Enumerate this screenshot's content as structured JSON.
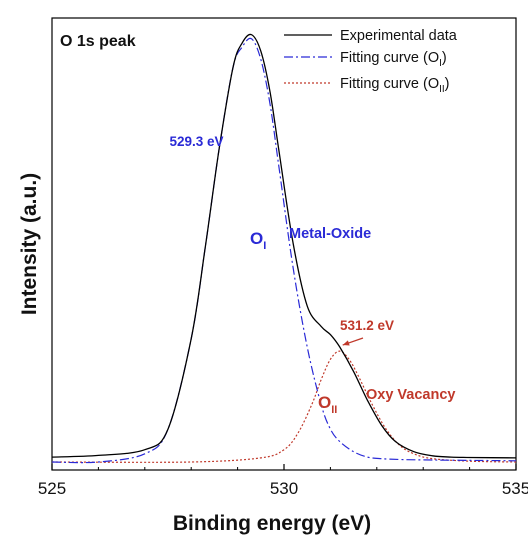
{
  "chart_data": {
    "type": "line",
    "title": "O 1s peak",
    "xlabel": "Binding energy (eV)",
    "ylabel": "Intensity (a.u.)",
    "xlim": [
      525,
      535
    ],
    "ylim": [
      0,
      1.1
    ],
    "xticks": [
      "525",
      "530",
      "535"
    ],
    "grid": false,
    "legend_position": "top-right",
    "series": [
      {
        "name": "Experimental data",
        "color": "#000000",
        "style": "solid",
        "x": [
          525.0,
          526.0,
          527.0,
          527.5,
          528.0,
          528.3,
          528.6,
          528.9,
          529.1,
          529.3,
          529.5,
          529.7,
          529.9,
          530.2,
          530.5,
          530.8,
          531.0,
          531.2,
          531.5,
          531.8,
          532.1,
          532.4,
          532.8,
          533.2,
          533.6,
          534.0,
          535.0
        ],
        "y": [
          0.012,
          0.016,
          0.03,
          0.08,
          0.3,
          0.52,
          0.76,
          0.96,
          1.02,
          1.04,
          1.0,
          0.9,
          0.75,
          0.53,
          0.38,
          0.33,
          0.31,
          0.28,
          0.22,
          0.15,
          0.09,
          0.05,
          0.025,
          0.015,
          0.012,
          0.011,
          0.01
        ]
      },
      {
        "name": "Fitting curve (OI)",
        "color": "#2a2ad6",
        "style": "dashdot",
        "x": [
          525.0,
          526.0,
          527.0,
          527.5,
          528.0,
          528.3,
          528.6,
          528.9,
          529.1,
          529.3,
          529.5,
          529.7,
          529.9,
          530.2,
          530.5,
          530.8,
          531.0,
          531.2,
          531.5,
          531.8,
          532.1,
          532.5,
          533.0,
          534.0,
          535.0
        ],
        "y": [
          0.0,
          0.0,
          0.02,
          0.08,
          0.3,
          0.52,
          0.76,
          0.96,
          1.01,
          1.03,
          0.98,
          0.87,
          0.71,
          0.47,
          0.28,
          0.14,
          0.08,
          0.05,
          0.025,
          0.012,
          0.008,
          0.006,
          0.005,
          0.004,
          0.003
        ]
      },
      {
        "name": "Fitting curve (OII)",
        "color": "#c0392b",
        "style": "dotted",
        "x": [
          525.0,
          528.0,
          529.5,
          530.0,
          530.3,
          530.6,
          530.8,
          531.0,
          531.2,
          531.4,
          531.6,
          531.9,
          532.2,
          532.5,
          532.8,
          533.2,
          534.0,
          535.0
        ],
        "y": [
          0.0,
          0.0,
          0.01,
          0.03,
          0.07,
          0.14,
          0.2,
          0.25,
          0.27,
          0.25,
          0.21,
          0.14,
          0.08,
          0.04,
          0.02,
          0.008,
          0.002,
          0.0
        ]
      }
    ],
    "annotations": {
      "peak1_energy": "529.3 eV",
      "peak1_x": 529.3,
      "peak2_energy": "531.2 eV",
      "peak2_x": 531.2,
      "peak2_y": 0.27,
      "oi_label": "O",
      "oi_sub": "I",
      "metal_oxide": "Metal-Oxide",
      "oii_label": "O",
      "oii_sub": "II",
      "oxy_vacancy": "Oxy Vacancy"
    },
    "legend_entries": [
      {
        "text": "Experimental data",
        "sub": "",
        "suffix": ""
      },
      {
        "text": "Fitting curve (O",
        "sub": "I",
        "suffix": ")"
      },
      {
        "text": "Fitting curve (O",
        "sub": "II",
        "suffix": ")"
      }
    ],
    "colors": {
      "blue_text": "#2a2ad6",
      "red_text": "#c0392b"
    }
  }
}
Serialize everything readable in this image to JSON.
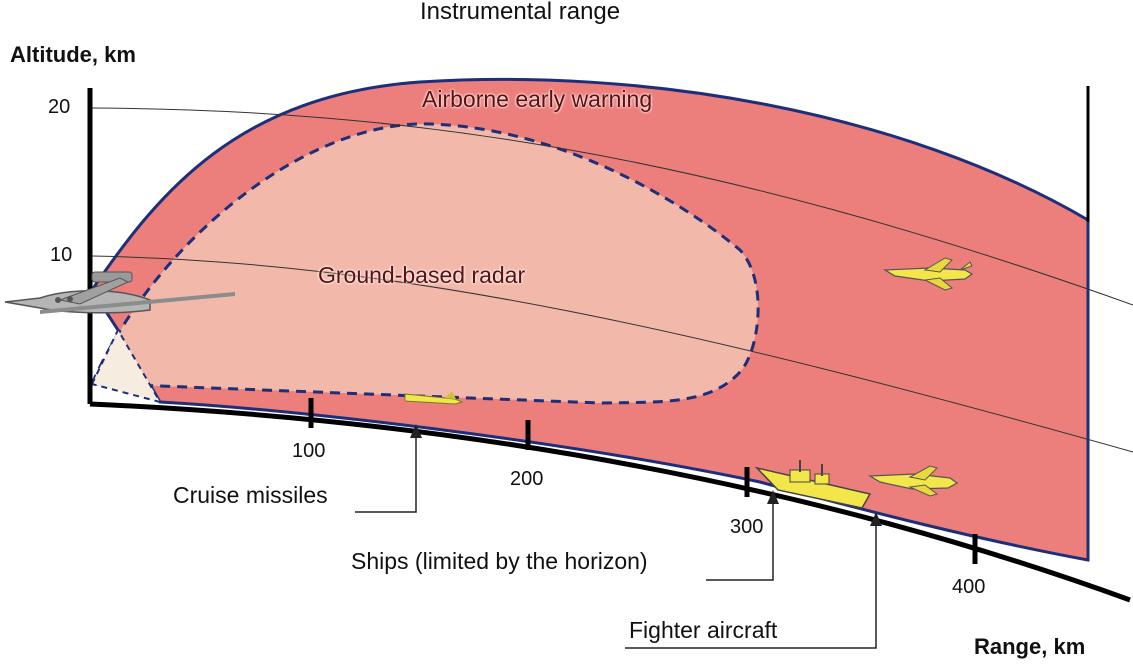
{
  "title": "Instrumental range",
  "y_axis": {
    "label": "Altitude, km",
    "ticks": [
      "20",
      "10"
    ]
  },
  "x_axis": {
    "label": "Range, km",
    "ticks": [
      "100",
      "200",
      "300",
      "400"
    ]
  },
  "regions": {
    "outer": "Airborne early warning",
    "inner": "Ground-based radar"
  },
  "callouts": {
    "missiles": "Cruise missiles",
    "ships": "Ships (limited by the horizon)",
    "fighters": "Fighter aircraft"
  },
  "colors": {
    "outer_fill": "#ec7e7c",
    "inner_fill": "#f2b8aa",
    "border": "#1d2f7a",
    "ground": "#000000",
    "target_yellow": "#f3e64a"
  },
  "icons": [
    "aew-aircraft-icon",
    "cruise-missile-icon",
    "fighter-jet-icon",
    "warship-icon"
  ]
}
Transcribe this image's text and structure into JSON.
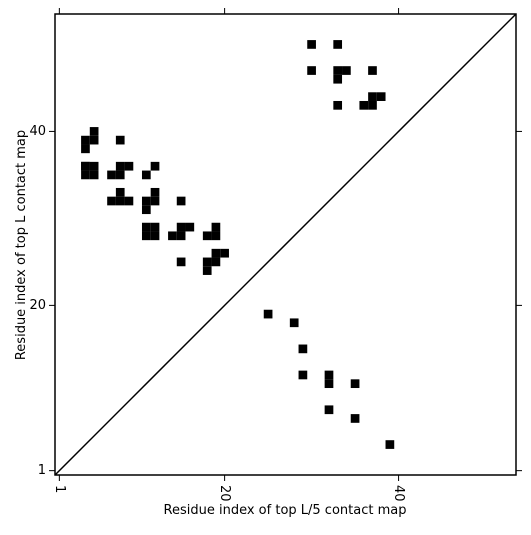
{
  "chart_data": {
    "type": "scatter",
    "marker": "square",
    "color": "#000000",
    "diagonal": true,
    "xlabel": "Residue index of top L/5 contact map",
    "ylabel": "Residue index of top L contact map",
    "xlim": [
      0.5,
      53.5
    ],
    "ylim": [
      0.5,
      53.5
    ],
    "xticks": [
      1,
      20,
      40
    ],
    "yticks": [
      1,
      20,
      40
    ],
    "x": [
      30,
      33,
      30,
      33,
      34,
      33,
      37,
      37,
      38,
      36,
      37,
      33,
      4,
      5,
      4,
      5,
      5,
      4,
      4,
      5,
      4,
      8,
      8,
      9,
      12,
      7,
      8,
      11,
      8,
      12,
      7,
      8,
      9,
      11,
      12,
      15,
      11,
      11,
      12,
      11,
      12,
      14,
      15,
      15,
      16,
      18,
      19,
      19,
      19,
      20,
      18,
      19,
      18,
      15,
      25,
      28,
      29,
      29,
      32,
      32,
      35,
      32,
      35,
      39
    ],
    "y": [
      50,
      50,
      47,
      47,
      47,
      46,
      47,
      44,
      44,
      43,
      43,
      43,
      35,
      35,
      36,
      36,
      40,
      39,
      38,
      39,
      36,
      39,
      36,
      36,
      36,
      35,
      35,
      35,
      33,
      33,
      32,
      32,
      32,
      32,
      32,
      32,
      31,
      28,
      28,
      29,
      29,
      28,
      28,
      29,
      29,
      28,
      28,
      29,
      26,
      26,
      25,
      25,
      24,
      25,
      19,
      18,
      15,
      12,
      12,
      11,
      11,
      8,
      7,
      4
    ]
  }
}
===
> **What is being asked**:
Quote everything in the listing above exactly; pictures are the only thing to omit.

> **Problem solution**:
Enumerate this screenshot's content as structured JSON.
{
  "chart_data": {
    "type": "line",
    "title": "O 1s peak",
    "xlabel": "Binding energy (eV)",
    "ylabel": "Intensity (a.u.)",
    "xlim": [
      525,
      535
    ],
    "ylim": [
      0,
      1.1
    ],
    "xticks": [
      "525",
      "530",
      "535"
    ],
    "grid": false,
    "legend_position": "top-right",
    "series": [
      {
        "name": "Experimental data",
        "color": "#000000",
        "style": "solid",
        "x": [
          525.0,
          526.0,
          527.0,
          527.5,
          528.0,
          528.3,
          528.6,
          528.9,
          529.1,
          529.3,
          529.5,
          529.7,
          529.9,
          530.2,
          530.5,
          530.8,
          531.0,
          531.2,
          531.5,
          531.8,
          532.1,
          532.4,
          532.8,
          533.2,
          533.6,
          534.0,
          535.0
        ],
        "y": [
          0.012,
          0.016,
          0.03,
          0.08,
          0.3,
          0.52,
          0.76,
          0.96,
          1.02,
          1.04,
          1.0,
          0.9,
          0.75,
          0.53,
          0.38,
          0.33,
          0.31,
          0.28,
          0.22,
          0.15,
          0.09,
          0.05,
          0.025,
          0.015,
          0.012,
          0.011,
          0.01
        ]
      },
      {
        "name": "Fitting curve (OI)",
        "color": "#2a2ad6",
        "style": "dashdot",
        "x": [
          525.0,
          526.0,
          527.0,
          527.5,
          528.0,
          528.3,
          528.6,
          528.9,
          529.1,
          529.3,
          529.5,
          529.7,
          529.9,
          530.2,
          530.5,
          530.8,
          531.0,
          531.2,
          531.5,
          531.8,
          532.1,
          532.5,
          533.0,
          534.0,
          535.0
        ],
        "y": [
          0.0,
          0.0,
          0.02,
          0.08,
          0.3,
          0.52,
          0.76,
          0.96,
          1.01,
          1.03,
          0.98,
          0.87,
          0.71,
          0.47,
          0.28,
          0.14,
          0.08,
          0.05,
          0.025,
          0.012,
          0.008,
          0.006,
          0.005,
          0.004,
          0.003
        ]
      },
      {
        "name": "Fitting curve (OII)",
        "color": "#c0392b",
        "style": "dotted",
        "x": [
          525.0,
          528.0,
          529.5,
          530.0,
          530.3,
          530.6,
          530.8,
          531.0,
          531.2,
          531.4,
          531.6,
          531.9,
          532.2,
          532.5,
          532.8,
          533.2,
          534.0,
          535.0
        ],
        "y": [
          0.0,
          0.0,
          0.01,
          0.03,
          0.07,
          0.14,
          0.2,
          0.25,
          0.27,
          0.25,
          0.21,
          0.14,
          0.08,
          0.04,
          0.02,
          0.008,
          0.002,
          0.0
        ]
      }
    ],
    "annotations": {
      "peak1_energy": "529.3 eV",
      "peak1_x": 529.3,
      "peak2_energy": "531.2 eV",
      "peak2_x": 531.2,
      "peak2_y": 0.27,
      "oi_label": "O",
      "oi_sub": "I",
      "metal_oxide": "Metal-Oxide",
      "oii_label": "O",
      "oii_sub": "II",
      "oxy_vacancy": "Oxy Vacancy"
    },
    "legend_entries": [
      {
        "text": "Experimental data",
        "sub": "",
        "suffix": ""
      },
      {
        "text": "Fitting curve (O",
        "sub": "I",
        "suffix": ")"
      },
      {
        "text": "Fitting curve (O",
        "sub": "II",
        "suffix": ")"
      }
    ],
    "colors": {
      "blue_text": "#2a2ad6",
      "red_text": "#c0392b"
    }
  }
}
Serialize everything readable in this image to JSON.
{
  "title": "Instrumental range",
  "y_axis": {
    "label": "Altitude, km",
    "ticks": [
      "20",
      "10"
    ]
  },
  "x_axis": {
    "label": "Range, km",
    "ticks": [
      "100",
      "200",
      "300",
      "400"
    ]
  },
  "regions": {
    "outer": "Airborne early warning",
    "inner": "Ground-based radar"
  },
  "callouts": {
    "missiles": "Cruise missiles",
    "ships": "Ships (limited by the horizon)",
    "fighters": "Fighter aircraft"
  },
  "colors": {
    "outer_fill": "#ec7e7c",
    "inner_fill": "#f2b8aa",
    "border": "#1d2f7a",
    "ground": "#000000",
    "target_yellow": "#f3e64a"
  },
  "icons": [
    "aew-aircraft-icon",
    "cruise-missile-icon",
    "fighter-jet-icon",
    "warship-icon"
  ]
}
Transcribe this image's text and structure into JSON.
{
  "chart_data": {
    "type": "scatter",
    "marker": "square",
    "color": "#000000",
    "diagonal": true,
    "xlabel": "Residue index of top L/5 contact map",
    "ylabel": "Residue index of top L contact map",
    "xlim": [
      0.5,
      53.5
    ],
    "ylim": [
      0.5,
      53.5
    ],
    "xticks": [
      1,
      20,
      40
    ],
    "yticks": [
      1,
      20,
      40
    ],
    "x": [
      30,
      33,
      30,
      33,
      34,
      33,
      37,
      37,
      38,
      36,
      37,
      33,
      4,
      5,
      4,
      5,
      5,
      4,
      4,
      5,
      4,
      8,
      8,
      9,
      12,
      7,
      8,
      11,
      8,
      12,
      7,
      8,
      9,
      11,
      12,
      15,
      11,
      11,
      12,
      11,
      12,
      14,
      15,
      15,
      16,
      18,
      19,
      19,
      19,
      20,
      18,
      19,
      18,
      15,
      25,
      28,
      29,
      29,
      32,
      32,
      35,
      32,
      35,
      39
    ],
    "y": [
      50,
      50,
      47,
      47,
      47,
      46,
      47,
      44,
      44,
      43,
      43,
      43,
      35,
      35,
      36,
      36,
      40,
      39,
      38,
      39,
      36,
      39,
      36,
      36,
      36,
      35,
      35,
      35,
      33,
      33,
      32,
      32,
      32,
      32,
      32,
      32,
      31,
      28,
      28,
      29,
      29,
      28,
      28,
      29,
      29,
      28,
      28,
      29,
      26,
      26,
      25,
      25,
      24,
      25,
      19,
      18,
      15,
      12,
      12,
      11,
      11,
      8,
      7,
      4
    ]
  }
}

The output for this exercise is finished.